======== EXERCISE DATA

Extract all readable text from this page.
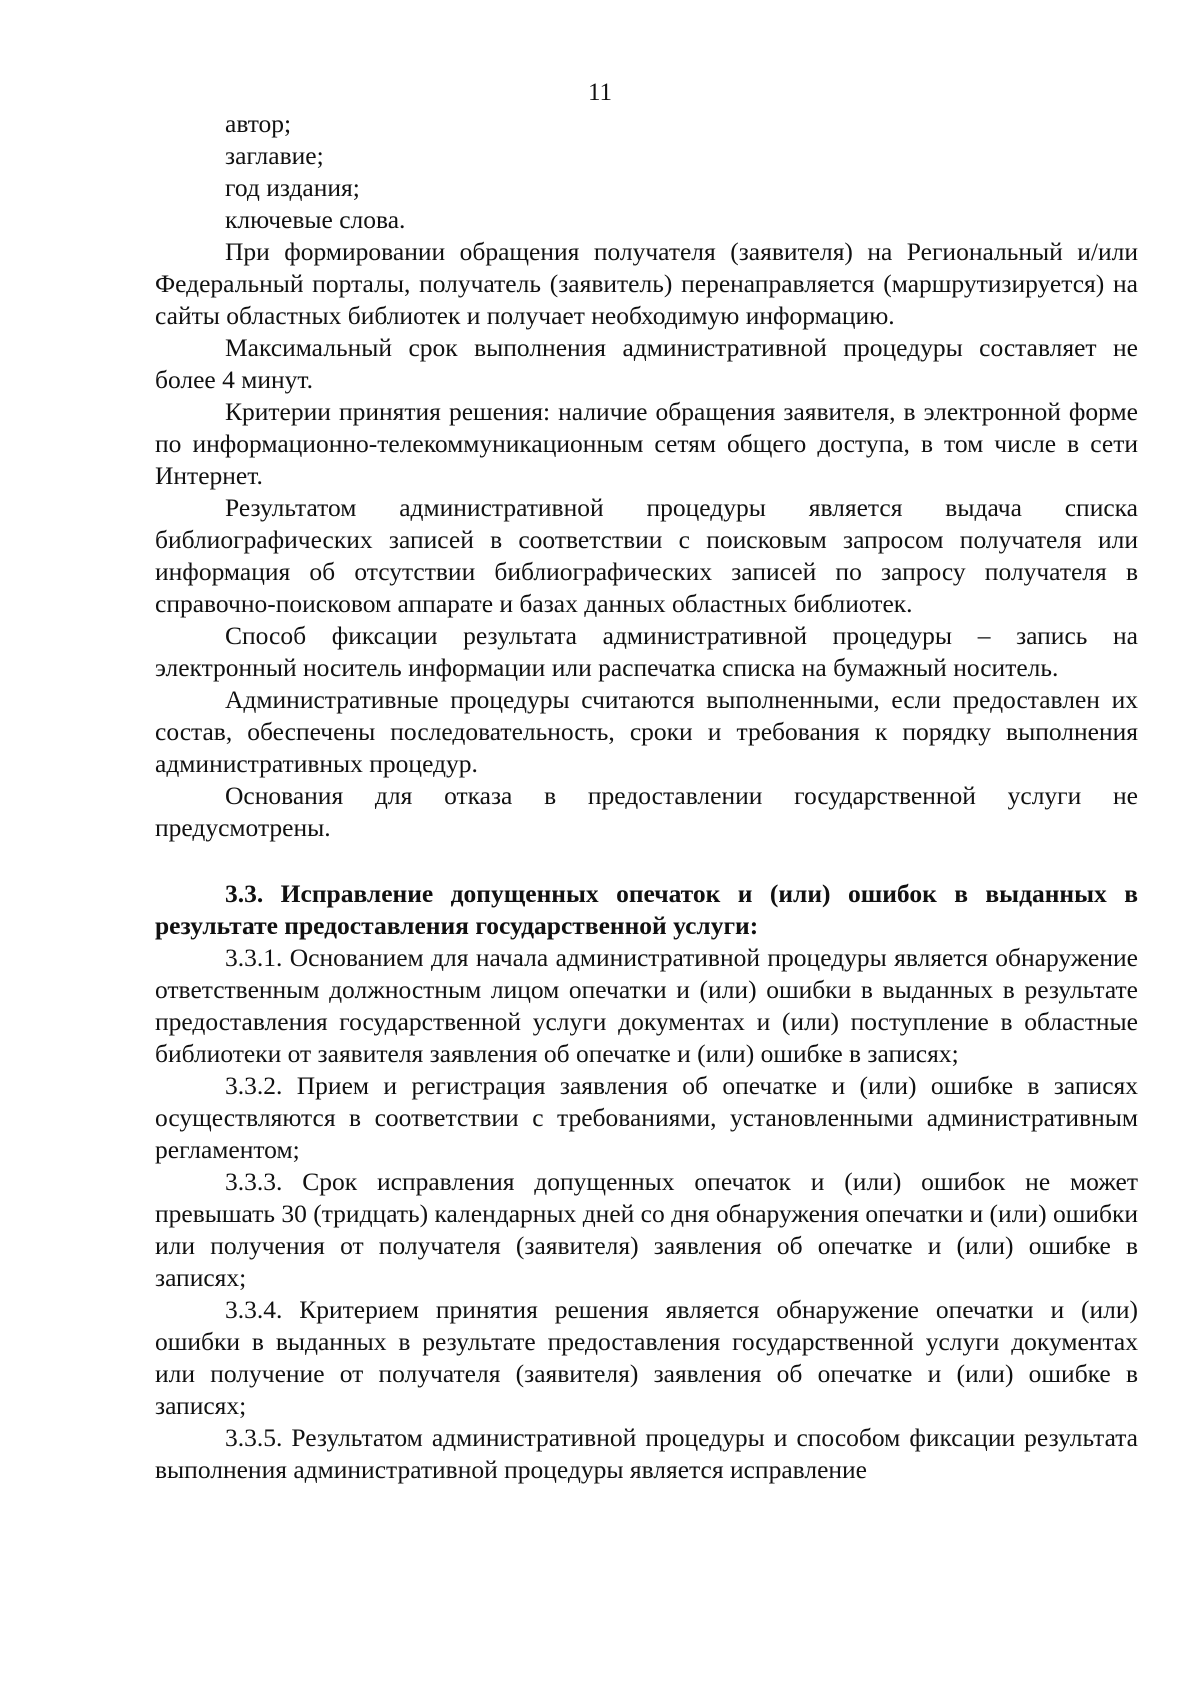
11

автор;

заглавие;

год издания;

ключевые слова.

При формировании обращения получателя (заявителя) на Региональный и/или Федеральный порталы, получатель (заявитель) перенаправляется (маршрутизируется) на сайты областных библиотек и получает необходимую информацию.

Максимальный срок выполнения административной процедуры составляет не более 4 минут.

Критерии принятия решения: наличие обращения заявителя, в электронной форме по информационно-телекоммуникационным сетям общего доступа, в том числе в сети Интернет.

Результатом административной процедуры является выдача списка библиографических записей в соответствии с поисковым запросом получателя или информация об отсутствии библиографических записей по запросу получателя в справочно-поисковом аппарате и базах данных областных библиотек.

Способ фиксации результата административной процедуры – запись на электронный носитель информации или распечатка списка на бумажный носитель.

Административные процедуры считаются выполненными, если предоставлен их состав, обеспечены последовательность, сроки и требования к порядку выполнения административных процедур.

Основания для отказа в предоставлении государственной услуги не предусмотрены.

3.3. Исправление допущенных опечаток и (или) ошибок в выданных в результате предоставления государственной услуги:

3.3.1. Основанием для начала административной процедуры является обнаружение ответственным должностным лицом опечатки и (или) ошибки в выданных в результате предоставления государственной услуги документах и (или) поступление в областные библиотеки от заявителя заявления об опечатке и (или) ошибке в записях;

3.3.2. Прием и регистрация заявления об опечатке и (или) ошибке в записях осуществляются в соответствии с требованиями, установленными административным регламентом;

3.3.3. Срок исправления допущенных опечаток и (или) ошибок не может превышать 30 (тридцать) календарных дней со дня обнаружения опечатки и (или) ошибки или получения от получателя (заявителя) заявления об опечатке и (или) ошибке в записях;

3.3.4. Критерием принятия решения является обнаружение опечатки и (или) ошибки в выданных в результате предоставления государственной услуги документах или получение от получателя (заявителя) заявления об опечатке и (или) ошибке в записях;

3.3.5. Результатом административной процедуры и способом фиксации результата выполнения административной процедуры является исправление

================
======== EXERCISE DATA

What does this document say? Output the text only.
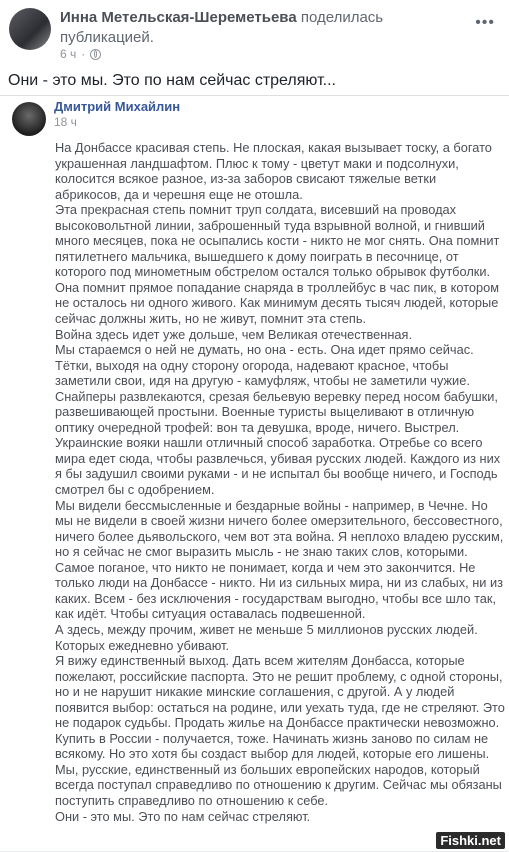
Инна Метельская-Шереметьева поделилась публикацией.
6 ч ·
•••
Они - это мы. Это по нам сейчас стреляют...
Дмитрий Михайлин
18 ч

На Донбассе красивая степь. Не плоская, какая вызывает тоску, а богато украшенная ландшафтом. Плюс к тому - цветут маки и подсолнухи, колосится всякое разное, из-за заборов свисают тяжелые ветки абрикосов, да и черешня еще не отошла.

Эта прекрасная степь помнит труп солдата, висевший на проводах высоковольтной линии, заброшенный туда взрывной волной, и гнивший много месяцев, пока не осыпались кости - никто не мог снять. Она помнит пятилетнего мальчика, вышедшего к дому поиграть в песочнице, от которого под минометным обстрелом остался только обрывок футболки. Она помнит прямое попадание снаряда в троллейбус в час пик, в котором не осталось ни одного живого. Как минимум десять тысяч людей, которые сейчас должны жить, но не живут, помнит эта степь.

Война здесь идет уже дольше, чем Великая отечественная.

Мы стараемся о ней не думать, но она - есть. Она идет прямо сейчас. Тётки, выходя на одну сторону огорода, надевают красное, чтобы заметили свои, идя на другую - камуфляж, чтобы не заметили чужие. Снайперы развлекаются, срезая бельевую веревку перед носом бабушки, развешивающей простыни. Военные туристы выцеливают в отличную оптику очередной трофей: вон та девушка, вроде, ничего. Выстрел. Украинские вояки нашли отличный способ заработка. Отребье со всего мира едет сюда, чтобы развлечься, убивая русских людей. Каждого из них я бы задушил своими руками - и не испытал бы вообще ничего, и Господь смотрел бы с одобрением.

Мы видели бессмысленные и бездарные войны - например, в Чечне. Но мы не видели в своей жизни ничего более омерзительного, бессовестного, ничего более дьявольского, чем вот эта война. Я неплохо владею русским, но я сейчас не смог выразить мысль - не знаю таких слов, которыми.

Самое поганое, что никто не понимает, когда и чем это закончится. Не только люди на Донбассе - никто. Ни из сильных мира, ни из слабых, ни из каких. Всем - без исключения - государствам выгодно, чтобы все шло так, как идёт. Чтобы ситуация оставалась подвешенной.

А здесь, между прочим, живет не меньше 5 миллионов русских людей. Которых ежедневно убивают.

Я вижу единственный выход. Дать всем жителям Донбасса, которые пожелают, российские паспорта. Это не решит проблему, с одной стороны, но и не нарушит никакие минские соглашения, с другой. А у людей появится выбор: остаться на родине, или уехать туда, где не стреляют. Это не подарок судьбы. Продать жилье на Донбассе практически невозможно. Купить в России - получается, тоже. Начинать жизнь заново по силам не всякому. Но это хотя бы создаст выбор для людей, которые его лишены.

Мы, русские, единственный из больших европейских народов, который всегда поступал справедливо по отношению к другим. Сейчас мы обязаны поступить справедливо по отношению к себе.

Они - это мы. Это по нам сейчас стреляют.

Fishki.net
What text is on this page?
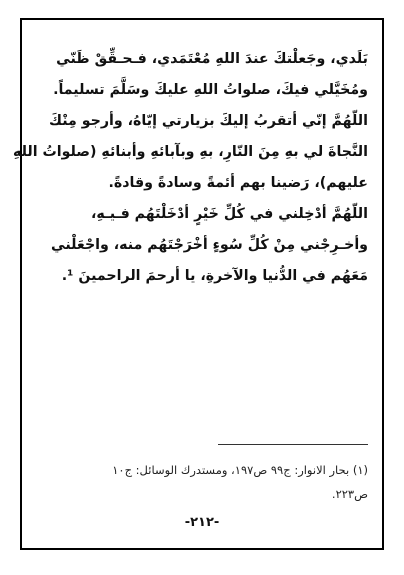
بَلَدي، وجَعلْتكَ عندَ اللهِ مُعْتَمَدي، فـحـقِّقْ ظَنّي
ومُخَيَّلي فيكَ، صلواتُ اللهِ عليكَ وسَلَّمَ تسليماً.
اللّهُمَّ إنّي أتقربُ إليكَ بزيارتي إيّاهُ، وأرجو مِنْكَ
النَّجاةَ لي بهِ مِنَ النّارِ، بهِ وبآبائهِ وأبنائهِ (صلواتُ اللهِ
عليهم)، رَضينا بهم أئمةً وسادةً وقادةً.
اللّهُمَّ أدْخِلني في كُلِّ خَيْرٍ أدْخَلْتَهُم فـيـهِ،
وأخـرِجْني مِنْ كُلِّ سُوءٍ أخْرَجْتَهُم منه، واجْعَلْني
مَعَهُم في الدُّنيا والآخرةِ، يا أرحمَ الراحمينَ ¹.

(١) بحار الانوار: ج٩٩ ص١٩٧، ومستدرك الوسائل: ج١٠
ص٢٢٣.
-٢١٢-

================
======== EXERCISE DATA

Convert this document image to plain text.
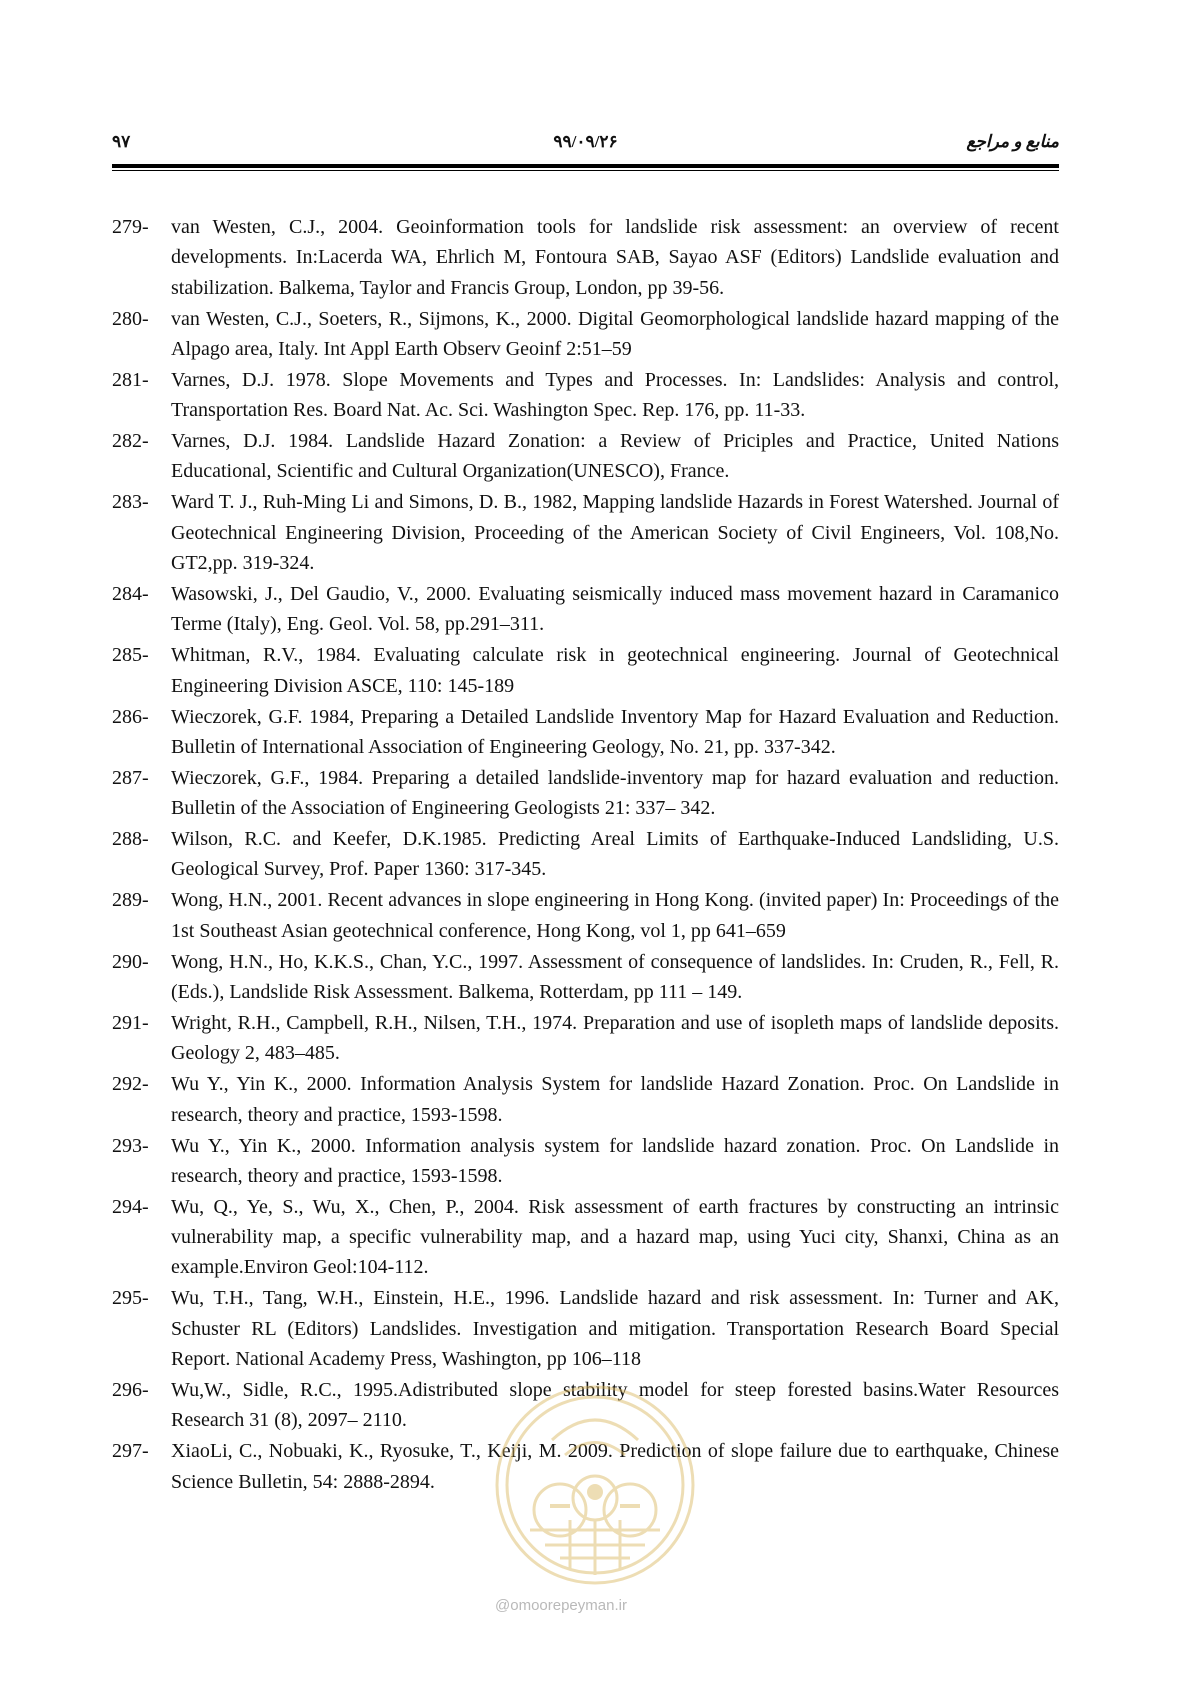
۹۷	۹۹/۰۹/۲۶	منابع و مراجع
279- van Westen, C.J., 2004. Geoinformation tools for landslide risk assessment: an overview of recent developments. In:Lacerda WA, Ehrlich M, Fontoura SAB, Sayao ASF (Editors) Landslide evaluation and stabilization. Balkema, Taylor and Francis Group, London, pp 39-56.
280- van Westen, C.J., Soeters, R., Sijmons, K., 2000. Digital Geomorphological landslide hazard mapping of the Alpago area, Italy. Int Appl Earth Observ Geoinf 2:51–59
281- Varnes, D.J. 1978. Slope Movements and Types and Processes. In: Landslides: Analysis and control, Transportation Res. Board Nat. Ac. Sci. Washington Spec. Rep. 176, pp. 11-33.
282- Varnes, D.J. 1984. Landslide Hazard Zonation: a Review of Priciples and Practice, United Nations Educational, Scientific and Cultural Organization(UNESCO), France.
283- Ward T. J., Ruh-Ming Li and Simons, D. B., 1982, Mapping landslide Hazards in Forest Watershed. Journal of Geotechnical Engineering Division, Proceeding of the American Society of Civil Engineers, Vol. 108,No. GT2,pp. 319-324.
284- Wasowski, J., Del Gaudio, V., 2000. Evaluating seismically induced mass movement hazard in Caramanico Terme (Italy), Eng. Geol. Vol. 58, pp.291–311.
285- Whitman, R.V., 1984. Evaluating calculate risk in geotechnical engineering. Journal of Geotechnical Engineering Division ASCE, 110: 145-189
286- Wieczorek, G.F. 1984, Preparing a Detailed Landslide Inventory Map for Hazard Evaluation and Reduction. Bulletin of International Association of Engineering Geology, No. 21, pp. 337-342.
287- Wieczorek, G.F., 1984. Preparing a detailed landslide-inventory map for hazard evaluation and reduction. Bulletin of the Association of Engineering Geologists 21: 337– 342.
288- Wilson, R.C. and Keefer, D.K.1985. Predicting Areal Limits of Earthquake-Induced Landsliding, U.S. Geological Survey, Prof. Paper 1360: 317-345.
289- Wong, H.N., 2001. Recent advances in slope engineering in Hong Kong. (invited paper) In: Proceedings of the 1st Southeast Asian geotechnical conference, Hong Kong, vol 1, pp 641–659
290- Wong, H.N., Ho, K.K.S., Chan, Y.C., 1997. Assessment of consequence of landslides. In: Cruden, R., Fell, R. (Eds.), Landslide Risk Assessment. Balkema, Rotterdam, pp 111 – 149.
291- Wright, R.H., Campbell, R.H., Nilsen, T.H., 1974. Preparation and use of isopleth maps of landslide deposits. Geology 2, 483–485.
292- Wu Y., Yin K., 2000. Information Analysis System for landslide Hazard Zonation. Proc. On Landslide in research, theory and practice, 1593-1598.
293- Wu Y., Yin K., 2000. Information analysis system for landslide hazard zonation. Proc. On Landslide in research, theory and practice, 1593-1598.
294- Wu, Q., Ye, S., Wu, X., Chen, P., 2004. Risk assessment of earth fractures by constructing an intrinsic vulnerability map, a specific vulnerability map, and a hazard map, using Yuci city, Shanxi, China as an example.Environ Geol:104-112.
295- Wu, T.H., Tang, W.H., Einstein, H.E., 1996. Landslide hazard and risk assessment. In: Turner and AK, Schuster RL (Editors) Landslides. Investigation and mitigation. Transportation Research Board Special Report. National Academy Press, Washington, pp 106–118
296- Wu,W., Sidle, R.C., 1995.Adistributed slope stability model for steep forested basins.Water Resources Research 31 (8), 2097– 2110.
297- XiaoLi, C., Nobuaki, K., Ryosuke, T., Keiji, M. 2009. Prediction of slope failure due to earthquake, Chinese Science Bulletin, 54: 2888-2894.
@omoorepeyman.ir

================

> WRITTEN EXERCISE:
Each line above that includes "является" should be shown.

> TASK ANSWER:
Результатом административной процедуры является выдача списка библиографических записей в соответствии с поисковым запросом получателя или информация об отсутствии библиографических записей по запросу получателя в справочно-поисковом аппарате и базах данных областных библиотек.
3.3.1. Основанием для начала административной процедуры является обнаружение ответственным должностным лицом опечатки и (или) ошибки в выданных в результате предоставления государственной услуги документах и (или) поступление в областные библиотеки от заявителя заявления об опечатке и (или) ошибке в записях;
3.3.4. Критерием принятия решения является обнаружение опечатки и (или) ошибки в выданных в результате предоставления государственной услуги документах или получение от получателя (заявителя) заявления об опечатке и (или) ошибке в записях;
3.3.5. Результатом административной процедуры и способом фиксации результата выполнения административной процедуры является исправление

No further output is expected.